> [Task data]
┄┄┄┄┄┄

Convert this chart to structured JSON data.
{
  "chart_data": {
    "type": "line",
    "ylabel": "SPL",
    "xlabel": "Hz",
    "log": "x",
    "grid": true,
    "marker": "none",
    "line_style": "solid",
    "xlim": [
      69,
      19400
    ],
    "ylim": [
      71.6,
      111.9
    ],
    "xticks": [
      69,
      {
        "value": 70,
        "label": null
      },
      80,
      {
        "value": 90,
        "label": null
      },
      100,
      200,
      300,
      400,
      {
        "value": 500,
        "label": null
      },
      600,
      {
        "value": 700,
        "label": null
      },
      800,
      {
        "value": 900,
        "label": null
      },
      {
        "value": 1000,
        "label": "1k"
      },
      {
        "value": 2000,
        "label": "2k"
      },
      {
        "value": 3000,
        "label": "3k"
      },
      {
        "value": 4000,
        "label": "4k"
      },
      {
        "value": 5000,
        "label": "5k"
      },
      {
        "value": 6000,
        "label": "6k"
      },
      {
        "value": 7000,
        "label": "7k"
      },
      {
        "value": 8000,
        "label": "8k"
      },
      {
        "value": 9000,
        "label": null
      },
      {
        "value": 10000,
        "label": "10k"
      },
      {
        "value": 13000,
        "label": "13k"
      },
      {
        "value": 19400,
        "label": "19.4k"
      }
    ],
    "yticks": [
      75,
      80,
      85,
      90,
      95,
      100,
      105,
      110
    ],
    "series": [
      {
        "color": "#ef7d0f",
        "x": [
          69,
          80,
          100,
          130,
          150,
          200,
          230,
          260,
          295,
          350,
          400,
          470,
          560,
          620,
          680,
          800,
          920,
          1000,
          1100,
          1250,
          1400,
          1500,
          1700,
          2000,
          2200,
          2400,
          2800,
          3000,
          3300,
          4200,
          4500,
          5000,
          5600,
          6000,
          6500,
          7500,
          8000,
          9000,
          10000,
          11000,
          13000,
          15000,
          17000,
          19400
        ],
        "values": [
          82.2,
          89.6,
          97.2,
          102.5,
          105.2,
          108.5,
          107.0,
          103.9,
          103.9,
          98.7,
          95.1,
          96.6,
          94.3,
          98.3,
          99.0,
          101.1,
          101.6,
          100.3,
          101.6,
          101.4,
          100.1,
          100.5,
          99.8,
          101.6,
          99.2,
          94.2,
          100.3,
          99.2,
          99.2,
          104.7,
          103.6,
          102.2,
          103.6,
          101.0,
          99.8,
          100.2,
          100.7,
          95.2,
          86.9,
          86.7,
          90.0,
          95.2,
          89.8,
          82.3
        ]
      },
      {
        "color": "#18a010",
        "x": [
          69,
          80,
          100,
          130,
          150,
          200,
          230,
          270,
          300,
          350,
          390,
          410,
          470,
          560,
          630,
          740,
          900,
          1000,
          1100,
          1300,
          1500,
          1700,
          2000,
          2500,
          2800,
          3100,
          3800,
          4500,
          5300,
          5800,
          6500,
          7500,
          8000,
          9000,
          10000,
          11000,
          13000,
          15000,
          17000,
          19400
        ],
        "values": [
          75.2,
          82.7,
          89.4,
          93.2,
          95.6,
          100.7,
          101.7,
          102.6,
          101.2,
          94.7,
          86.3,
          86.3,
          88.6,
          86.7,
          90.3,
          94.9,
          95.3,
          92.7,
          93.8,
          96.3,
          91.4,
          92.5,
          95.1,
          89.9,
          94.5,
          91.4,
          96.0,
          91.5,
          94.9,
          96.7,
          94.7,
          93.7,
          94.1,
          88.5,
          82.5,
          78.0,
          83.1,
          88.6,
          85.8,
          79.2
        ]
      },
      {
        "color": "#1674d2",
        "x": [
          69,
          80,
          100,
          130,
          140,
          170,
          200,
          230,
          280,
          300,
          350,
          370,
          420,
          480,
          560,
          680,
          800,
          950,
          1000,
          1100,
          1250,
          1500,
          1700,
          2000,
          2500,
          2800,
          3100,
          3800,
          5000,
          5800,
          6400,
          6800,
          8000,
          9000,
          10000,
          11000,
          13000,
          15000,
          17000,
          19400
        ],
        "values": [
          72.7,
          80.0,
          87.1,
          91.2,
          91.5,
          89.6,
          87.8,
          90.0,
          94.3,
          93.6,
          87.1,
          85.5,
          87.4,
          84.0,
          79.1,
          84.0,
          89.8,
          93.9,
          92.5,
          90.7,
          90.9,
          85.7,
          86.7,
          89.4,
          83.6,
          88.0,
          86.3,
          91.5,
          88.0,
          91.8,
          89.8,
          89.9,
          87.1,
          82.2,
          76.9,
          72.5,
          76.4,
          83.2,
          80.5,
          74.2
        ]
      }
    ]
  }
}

┄┄┄┄┄┄

> [Requirements]
Take the material above and return all of it exactly.

> [Expected answer]
Convert this chart to structured JSON data.
{
  "chart_data": {
    "type": "line",
    "ylabel": "SPL",
    "xlabel": "Hz",
    "log": "x",
    "grid": true,
    "marker": "none",
    "line_style": "solid",
    "xlim": [
      69,
      19400
    ],
    "ylim": [
      71.6,
      111.9
    ],
    "xticks": [
      69,
      {
        "value": 70,
        "label": null
      },
      80,
      {
        "value": 90,
        "label": null
      },
      100,
      200,
      300,
      400,
      {
        "value": 500,
        "label": null
      },
      600,
      {
        "value": 700,
        "label": null
      },
      800,
      {
        "value": 900,
        "label": null
      },
      {
        "value": 1000,
        "label": "1k"
      },
      {
        "value": 2000,
        "label": "2k"
      },
      {
        "value": 3000,
        "label": "3k"
      },
      {
        "value": 4000,
        "label": "4k"
      },
      {
        "value": 5000,
        "label": "5k"
      },
      {
        "value": 6000,
        "label": "6k"
      },
      {
        "value": 7000,
        "label": "7k"
      },
      {
        "value": 8000,
        "label": "8k"
      },
      {
        "value": 9000,
        "label": null
      },
      {
        "value": 10000,
        "label": "10k"
      },
      {
        "value": 13000,
        "label": "13k"
      },
      {
        "value": 19400,
        "label": "19.4k"
      }
    ],
    "yticks": [
      75,
      80,
      85,
      90,
      95,
      100,
      105,
      110
    ],
    "series": [
      {
        "color": "#ef7d0f",
        "x": [
          69,
          80,
          100,
          130,
          150,
          200,
          230,
          260,
          295,
          350,
          400,
          470,
          560,
          620,
          680,
          800,
          920,
          1000,
          1100,
          1250,
          1400,
          1500,
          1700,
          2000,
          2200,
          2400,
          2800,
          3000,
          3300,
          4200,
          4500,
          5000,
          5600,
          6000,
          6500,
          7500,
          8000,
          9000,
          10000,
          11000,
          13000,
          15000,
          17000,
          19400
        ],
        "values": [
          82.2,
          89.6,
          97.2,
          102.5,
          105.2,
          108.5,
          107.0,
          103.9,
          103.9,
          98.7,
          95.1,
          96.6,
          94.3,
          98.3,
          99.0,
          101.1,
          101.6,
          100.3,
          101.6,
          101.4,
          100.1,
          100.5,
          99.8,
          101.6,
          99.2,
          94.2,
          100.3,
          99.2,
          99.2,
          104.7,
          103.6,
          102.2,
          103.6,
          101.0,
          99.8,
          100.2,
          100.7,
          95.2,
          86.9,
          86.7,
          90.0,
          95.2,
          89.8,
          82.3
        ]
      },
      {
        "color": "#18a010",
        "x": [
          69,
          80,
          100,
          130,
          150,
          200,
          230,
          270,
          300,
          350,
          390,
          410,
          470,
          560,
          630,
          740,
          900,
          1000,
          1100,
          1300,
          1500,
          1700,
          2000,
          2500,
          2800,
          3100,
          3800,
          4500,
          5300,
          5800,
          6500,
          7500,
          8000,
          9000,
          10000,
          11000,
          13000,
          15000,
          17000,
          19400
        ],
        "values": [
          75.2,
          82.7,
          89.4,
          93.2,
          95.6,
          100.7,
          101.7,
          102.6,
          101.2,
          94.7,
          86.3,
          86.3,
          88.6,
          86.7,
          90.3,
          94.9,
          95.3,
          92.7,
          93.8,
          96.3,
          91.4,
          92.5,
          95.1,
          89.9,
          94.5,
          91.4,
          96.0,
          91.5,
          94.9,
          96.7,
          94.7,
          93.7,
          94.1,
          88.5,
          82.5,
          78.0,
          83.1,
          88.6,
          85.8,
          79.2
        ]
      },
      {
        "color": "#1674d2",
        "x": [
          69,
          80,
          100,
          130,
          140,
          170,
          200,
          230,
          280,
          300,
          350,
          370,
          420,
          480,
          560,
          680,
          800,
          950,
          1000,
          1100,
          1250,
          1500,
          1700,
          2000,
          2500,
          2800,
          3100,
          3800,
          5000,
          5800,
          6400,
          6800,
          8000,
          9000,
          10000,
          11000,
          13000,
          15000,
          17000,
          19400
        ],
        "values": [
          72.7,
          80.0,
          87.1,
          91.2,
          91.5,
          89.6,
          87.8,
          90.0,
          94.3,
          93.6,
          87.1,
          85.5,
          87.4,
          84.0,
          79.1,
          84.0,
          89.8,
          93.9,
          92.5,
          90.7,
          90.9,
          85.7,
          86.7,
          89.4,
          83.6,
          88.0,
          86.3,
          91.5,
          88.0,
          91.8,
          89.8,
          89.9,
          87.1,
          82.2,
          76.9,
          72.5,
          76.4,
          83.2,
          80.5,
          74.2
        ]
      }
    ]
  }
}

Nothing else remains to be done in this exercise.